Restate word for word the lines from the one containing "Parse this screenshot: output" through the end of the listing below, with both ends included.

>> start DATA RECORDS

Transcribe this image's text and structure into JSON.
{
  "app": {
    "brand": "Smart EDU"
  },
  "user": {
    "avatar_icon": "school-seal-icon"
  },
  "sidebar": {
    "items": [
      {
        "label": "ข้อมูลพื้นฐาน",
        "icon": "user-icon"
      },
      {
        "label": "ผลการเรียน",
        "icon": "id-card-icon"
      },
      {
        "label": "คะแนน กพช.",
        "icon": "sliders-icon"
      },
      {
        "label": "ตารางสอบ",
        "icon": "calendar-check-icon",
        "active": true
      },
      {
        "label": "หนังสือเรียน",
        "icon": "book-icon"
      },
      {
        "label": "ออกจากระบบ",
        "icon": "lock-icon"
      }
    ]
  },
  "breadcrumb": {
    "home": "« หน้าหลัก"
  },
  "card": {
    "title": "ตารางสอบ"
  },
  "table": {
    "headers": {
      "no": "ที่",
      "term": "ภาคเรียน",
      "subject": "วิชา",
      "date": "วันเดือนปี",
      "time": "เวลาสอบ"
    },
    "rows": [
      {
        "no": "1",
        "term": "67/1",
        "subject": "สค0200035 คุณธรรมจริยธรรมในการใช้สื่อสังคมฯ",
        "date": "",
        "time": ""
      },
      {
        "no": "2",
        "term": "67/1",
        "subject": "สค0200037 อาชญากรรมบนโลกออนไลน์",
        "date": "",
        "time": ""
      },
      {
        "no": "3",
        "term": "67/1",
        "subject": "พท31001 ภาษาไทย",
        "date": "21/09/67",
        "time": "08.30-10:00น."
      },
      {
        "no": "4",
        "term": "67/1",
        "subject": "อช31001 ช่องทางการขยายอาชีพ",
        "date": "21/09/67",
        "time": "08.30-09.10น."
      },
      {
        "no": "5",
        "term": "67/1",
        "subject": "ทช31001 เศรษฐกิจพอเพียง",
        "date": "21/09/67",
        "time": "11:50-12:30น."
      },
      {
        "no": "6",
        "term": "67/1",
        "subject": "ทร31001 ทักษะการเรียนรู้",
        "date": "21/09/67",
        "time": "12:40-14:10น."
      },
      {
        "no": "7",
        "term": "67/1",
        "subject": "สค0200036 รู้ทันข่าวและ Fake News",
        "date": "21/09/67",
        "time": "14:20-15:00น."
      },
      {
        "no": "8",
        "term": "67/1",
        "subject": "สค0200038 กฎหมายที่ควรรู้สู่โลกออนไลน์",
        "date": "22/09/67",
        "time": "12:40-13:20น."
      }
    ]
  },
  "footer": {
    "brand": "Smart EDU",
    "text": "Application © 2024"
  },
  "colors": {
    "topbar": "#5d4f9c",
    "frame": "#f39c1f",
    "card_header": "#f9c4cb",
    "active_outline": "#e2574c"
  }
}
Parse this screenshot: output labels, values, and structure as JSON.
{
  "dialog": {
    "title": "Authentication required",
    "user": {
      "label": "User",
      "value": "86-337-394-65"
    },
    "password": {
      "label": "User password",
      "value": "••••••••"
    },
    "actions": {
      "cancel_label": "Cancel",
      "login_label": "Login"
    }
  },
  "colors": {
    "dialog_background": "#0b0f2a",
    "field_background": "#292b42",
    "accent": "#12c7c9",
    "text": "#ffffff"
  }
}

>> end DATA RECORDS

▶ [TASK OUTPUT]
Parse this screenshot: output labels, values, and structure as JSON.
{
  "dialog": {
    "title": "Authentication required",
    "user": {
      "label": "User",
      "value": "86-337-394-65"
    },
    "password": {
      "label": "User password",
      "value": "••••••••"
    },
    "actions": {
      "cancel_label": "Cancel",
      "login_label": "Login"
    }
  },
  "colors": {
    "dialog_background": "#0b0f2a",
    "field_background": "#292b42",
    "accent": "#12c7c9",
    "text": "#ffffff"
  }
}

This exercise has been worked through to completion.